ASSOCIATED COMPANIES

Companies that own and control other companies or are owned and controlled by the same person(s) must be treated as associated for corporation tax purposes, even if they are totally different businesses. This could have a dire effect on the amount of corporation tax payable, as it means that the £300k and £1.5m thresholds must be shared between the associated companies on an equal basis and any profits above the reduced thresholds will be taxed at higher rates.

For example, suppose that Mr A owns 50% of the shares in each of 2 companies. Mr B owns the remaining 50% in both companies. The companies are deemed to be associated as they are both under the control of the same people, even though neither of them controls either company on his own. The first company makes a profit of £250,000 and the other £50,000. The first company would pay corporation tax of £61,250 and the second £10,500 (based on 2009/10 rates). The total tax of £71,750 is approximately 24% of the combined £300,000 profit. If the companies were not associated, total tax would be £63,000 which is only 21% of combined profits. The fact that they are associated means that they pay additional corporation tax of £8,750.

This effect is more pronounced when companies make dissimilar profits. When profits are more or less the same, the associated company rules make very little difference to the total amount of tax paid (unless aggregate profits exceed £300,000). It is therefore important to estimate how much profit a new business is going to make at the outset so you can decide whether it is better to have separate companies or treat them as separate trades within the same company. If other investors are involved, it may be better to adjust the overall shareholdings in the main business to reflect the different stakes in the smaller business.

Of course, there are other factors to consider as well when deciding whether to set up a new company. Probably the most important is the need to limit liability for losses sustained by the new business so that creditors do not have any claim on the existing business. The tax advantages should therefore be weighed against the risk of having all your eggs in one basket. However, the new business can always be hived off into a separate company at a later stage if necessary when it starts making higher profits (and incurring more liabilities).

※

**To-do list:**
a) In the passage on associated companies, how much additional corporation tax do the two companies in the example pay because they are associated?
b) Extend the passage on associated companies, picking up right after its final sentence.

**Data section:**
※

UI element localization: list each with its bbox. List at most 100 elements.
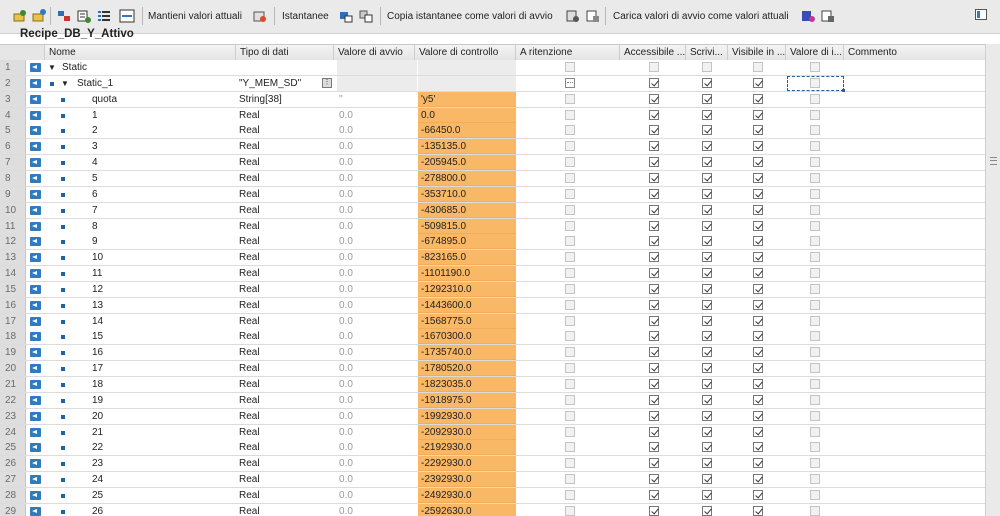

※

**Answers to the exercises:**
a) £8,750

b)
The other big advantage to having separate trades in the same company is that losses from one can be offset against profits from the other in the same accounting period. If the trades are not too dissimilar, you could probably get away with offsetting them against profits for different accounting periods too. This could be important for the first few years of a new start-up venture when losses are incurred. Rather than wait a few years for the business to start making profits, you could relieve the tax losses straight away against the profits of the main business (which may well be funding the new business anyway).

Dormant companies are not regarded as associated, so keen entrepreneurs who form one company after another in the hope of launching new businesses with them in the future will be pleased to know that they will not be penalised for their zeal. However, the companies must not have carried on a trade or business at any time during the accounting period, so it is important to ensure that no accounting transactions arise (apart from a holding company receiving dividends that it has distributed in full to its shareholders).

Unfortunately, non-UK registered companies are definitely associated whether they are dormant or not, even though they may not be subject to UK corporation tax in their own right, so it is best to avoid these completely unless you really need them.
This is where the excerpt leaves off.